Copy out the records in full, word for word, without pictures.

### Saved data entries:

◆ ◆ ◆

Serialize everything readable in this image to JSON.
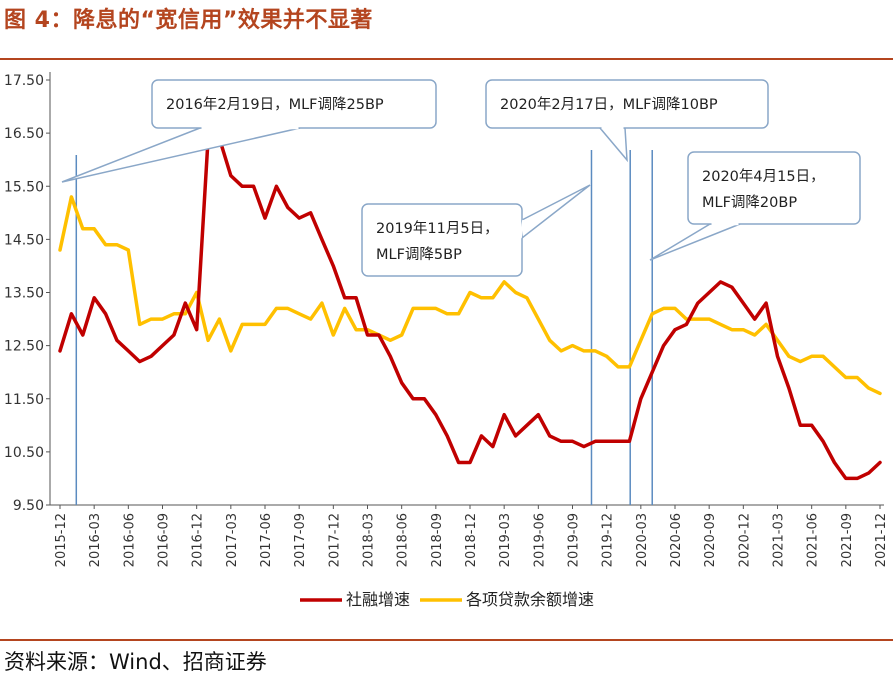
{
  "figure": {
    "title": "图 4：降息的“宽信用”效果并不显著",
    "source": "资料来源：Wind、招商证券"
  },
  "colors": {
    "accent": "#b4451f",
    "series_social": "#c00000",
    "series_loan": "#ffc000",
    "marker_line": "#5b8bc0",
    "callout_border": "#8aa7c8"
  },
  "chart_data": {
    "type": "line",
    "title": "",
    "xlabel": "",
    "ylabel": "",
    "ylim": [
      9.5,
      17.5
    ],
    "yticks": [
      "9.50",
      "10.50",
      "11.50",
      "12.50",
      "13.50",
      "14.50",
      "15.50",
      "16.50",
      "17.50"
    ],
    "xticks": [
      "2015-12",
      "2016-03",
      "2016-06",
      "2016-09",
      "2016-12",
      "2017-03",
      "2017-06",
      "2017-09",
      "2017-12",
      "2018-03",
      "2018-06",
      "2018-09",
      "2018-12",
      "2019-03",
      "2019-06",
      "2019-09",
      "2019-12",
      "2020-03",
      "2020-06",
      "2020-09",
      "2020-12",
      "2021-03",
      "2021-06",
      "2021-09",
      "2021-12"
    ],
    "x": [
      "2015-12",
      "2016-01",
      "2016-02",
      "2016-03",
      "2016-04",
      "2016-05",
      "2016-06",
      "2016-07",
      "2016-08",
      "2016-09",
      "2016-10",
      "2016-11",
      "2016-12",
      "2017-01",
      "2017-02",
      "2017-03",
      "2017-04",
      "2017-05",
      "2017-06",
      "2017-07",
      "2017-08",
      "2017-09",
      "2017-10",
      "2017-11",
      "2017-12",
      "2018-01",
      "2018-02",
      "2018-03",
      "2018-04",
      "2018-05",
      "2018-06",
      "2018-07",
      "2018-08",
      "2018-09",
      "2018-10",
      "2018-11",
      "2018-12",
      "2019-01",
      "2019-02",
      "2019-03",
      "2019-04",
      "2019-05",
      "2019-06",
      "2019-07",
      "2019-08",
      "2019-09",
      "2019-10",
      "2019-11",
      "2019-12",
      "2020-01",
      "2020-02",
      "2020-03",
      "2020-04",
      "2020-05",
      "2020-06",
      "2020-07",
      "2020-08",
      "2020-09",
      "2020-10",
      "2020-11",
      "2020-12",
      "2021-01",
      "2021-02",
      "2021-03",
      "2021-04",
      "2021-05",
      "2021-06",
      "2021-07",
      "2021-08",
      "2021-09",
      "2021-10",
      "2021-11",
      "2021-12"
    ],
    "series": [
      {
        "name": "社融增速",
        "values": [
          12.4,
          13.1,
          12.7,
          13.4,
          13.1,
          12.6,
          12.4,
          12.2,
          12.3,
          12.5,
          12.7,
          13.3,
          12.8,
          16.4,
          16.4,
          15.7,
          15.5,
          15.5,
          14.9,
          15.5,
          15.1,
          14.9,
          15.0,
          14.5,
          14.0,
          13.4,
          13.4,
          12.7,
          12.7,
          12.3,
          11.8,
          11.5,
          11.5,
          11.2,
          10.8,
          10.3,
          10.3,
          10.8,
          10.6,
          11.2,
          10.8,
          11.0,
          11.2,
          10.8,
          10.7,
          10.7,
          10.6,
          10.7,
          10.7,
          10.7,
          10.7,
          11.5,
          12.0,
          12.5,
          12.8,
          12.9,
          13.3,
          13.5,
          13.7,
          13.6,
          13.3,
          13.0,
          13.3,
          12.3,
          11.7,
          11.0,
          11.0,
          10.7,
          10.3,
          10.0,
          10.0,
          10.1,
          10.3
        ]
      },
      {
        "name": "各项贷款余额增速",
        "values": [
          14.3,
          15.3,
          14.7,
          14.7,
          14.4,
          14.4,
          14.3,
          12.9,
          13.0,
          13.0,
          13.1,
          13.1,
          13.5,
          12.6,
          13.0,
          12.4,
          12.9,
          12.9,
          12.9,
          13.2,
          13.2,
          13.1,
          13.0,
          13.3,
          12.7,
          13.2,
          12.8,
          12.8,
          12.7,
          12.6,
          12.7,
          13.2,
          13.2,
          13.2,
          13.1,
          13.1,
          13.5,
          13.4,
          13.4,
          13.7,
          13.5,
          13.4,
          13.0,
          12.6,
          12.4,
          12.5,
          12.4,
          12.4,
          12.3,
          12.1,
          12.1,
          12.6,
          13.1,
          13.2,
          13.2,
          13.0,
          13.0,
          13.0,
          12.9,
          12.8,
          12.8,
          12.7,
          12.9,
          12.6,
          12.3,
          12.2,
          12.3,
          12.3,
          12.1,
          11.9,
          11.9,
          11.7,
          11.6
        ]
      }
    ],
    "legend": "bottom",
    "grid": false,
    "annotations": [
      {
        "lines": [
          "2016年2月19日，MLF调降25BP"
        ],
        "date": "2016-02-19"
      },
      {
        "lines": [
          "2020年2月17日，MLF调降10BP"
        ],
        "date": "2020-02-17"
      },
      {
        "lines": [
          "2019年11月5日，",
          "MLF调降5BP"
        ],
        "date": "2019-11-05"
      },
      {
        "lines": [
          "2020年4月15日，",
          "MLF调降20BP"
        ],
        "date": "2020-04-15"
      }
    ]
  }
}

◆ ◆ ◆

### RESPONSE TO THE EXERCISE:
Serialize everything readable in this image to JSON.
{
  "figure": {
    "title": "图 4：降息的“宽信用”效果并不显著",
    "source": "资料来源：Wind、招商证券"
  },
  "colors": {
    "accent": "#b4451f",
    "series_social": "#c00000",
    "series_loan": "#ffc000",
    "marker_line": "#5b8bc0",
    "callout_border": "#8aa7c8"
  },
  "chart_data": {
    "type": "line",
    "title": "",
    "xlabel": "",
    "ylabel": "",
    "ylim": [
      9.5,
      17.5
    ],
    "yticks": [
      "9.50",
      "10.50",
      "11.50",
      "12.50",
      "13.50",
      "14.50",
      "15.50",
      "16.50",
      "17.50"
    ],
    "xticks": [
      "2015-12",
      "2016-03",
      "2016-06",
      "2016-09",
      "2016-12",
      "2017-03",
      "2017-06",
      "2017-09",
      "2017-12",
      "2018-03",
      "2018-06",
      "2018-09",
      "2018-12",
      "2019-03",
      "2019-06",
      "2019-09",
      "2019-12",
      "2020-03",
      "2020-06",
      "2020-09",
      "2020-12",
      "2021-03",
      "2021-06",
      "2021-09",
      "2021-12"
    ],
    "x": [
      "2015-12",
      "2016-01",
      "2016-02",
      "2016-03",
      "2016-04",
      "2016-05",
      "2016-06",
      "2016-07",
      "2016-08",
      "2016-09",
      "2016-10",
      "2016-11",
      "2016-12",
      "2017-01",
      "2017-02",
      "2017-03",
      "2017-04",
      "2017-05",
      "2017-06",
      "2017-07",
      "2017-08",
      "2017-09",
      "2017-10",
      "2017-11",
      "2017-12",
      "2018-01",
      "2018-02",
      "2018-03",
      "2018-04",
      "2018-05",
      "2018-06",
      "2018-07",
      "2018-08",
      "2018-09",
      "2018-10",
      "2018-11",
      "2018-12",
      "2019-01",
      "2019-02",
      "2019-03",
      "2019-04",
      "2019-05",
      "2019-06",
      "2019-07",
      "2019-08",
      "2019-09",
      "2019-10",
      "2019-11",
      "2019-12",
      "2020-01",
      "2020-02",
      "2020-03",
      "2020-04",
      "2020-05",
      "2020-06",
      "2020-07",
      "2020-08",
      "2020-09",
      "2020-10",
      "2020-11",
      "2020-12",
      "2021-01",
      "2021-02",
      "2021-03",
      "2021-04",
      "2021-05",
      "2021-06",
      "2021-07",
      "2021-08",
      "2021-09",
      "2021-10",
      "2021-11",
      "2021-12"
    ],
    "series": [
      {
        "name": "社融增速",
        "values": [
          12.4,
          13.1,
          12.7,
          13.4,
          13.1,
          12.6,
          12.4,
          12.2,
          12.3,
          12.5,
          12.7,
          13.3,
          12.8,
          16.4,
          16.4,
          15.7,
          15.5,
          15.5,
          14.9,
          15.5,
          15.1,
          14.9,
          15.0,
          14.5,
          14.0,
          13.4,
          13.4,
          12.7,
          12.7,
          12.3,
          11.8,
          11.5,
          11.5,
          11.2,
          10.8,
          10.3,
          10.3,
          10.8,
          10.6,
          11.2,
          10.8,
          11.0,
          11.2,
          10.8,
          10.7,
          10.7,
          10.6,
          10.7,
          10.7,
          10.7,
          10.7,
          11.5,
          12.0,
          12.5,
          12.8,
          12.9,
          13.3,
          13.5,
          13.7,
          13.6,
          13.3,
          13.0,
          13.3,
          12.3,
          11.7,
          11.0,
          11.0,
          10.7,
          10.3,
          10.0,
          10.0,
          10.1,
          10.3
        ]
      },
      {
        "name": "各项贷款余额增速",
        "values": [
          14.3,
          15.3,
          14.7,
          14.7,
          14.4,
          14.4,
          14.3,
          12.9,
          13.0,
          13.0,
          13.1,
          13.1,
          13.5,
          12.6,
          13.0,
          12.4,
          12.9,
          12.9,
          12.9,
          13.2,
          13.2,
          13.1,
          13.0,
          13.3,
          12.7,
          13.2,
          12.8,
          12.8,
          12.7,
          12.6,
          12.7,
          13.2,
          13.2,
          13.2,
          13.1,
          13.1,
          13.5,
          13.4,
          13.4,
          13.7,
          13.5,
          13.4,
          13.0,
          12.6,
          12.4,
          12.5,
          12.4,
          12.4,
          12.3,
          12.1,
          12.1,
          12.6,
          13.1,
          13.2,
          13.2,
          13.0,
          13.0,
          13.0,
          12.9,
          12.8,
          12.8,
          12.7,
          12.9,
          12.6,
          12.3,
          12.2,
          12.3,
          12.3,
          12.1,
          11.9,
          11.9,
          11.7,
          11.6
        ]
      }
    ],
    "legend": "bottom",
    "grid": false,
    "annotations": [
      {
        "lines": [
          "2016年2月19日，MLF调降25BP"
        ],
        "date": "2016-02-19"
      },
      {
        "lines": [
          "2020年2月17日，MLF调降10BP"
        ],
        "date": "2020-02-17"
      },
      {
        "lines": [
          "2019年11月5日，",
          "MLF调降5BP"
        ],
        "date": "2019-11-05"
      },
      {
        "lines": [
          "2020年4月15日，",
          "MLF调降20BP"
        ],
        "date": "2020-04-15"
      }
    ]
  }
}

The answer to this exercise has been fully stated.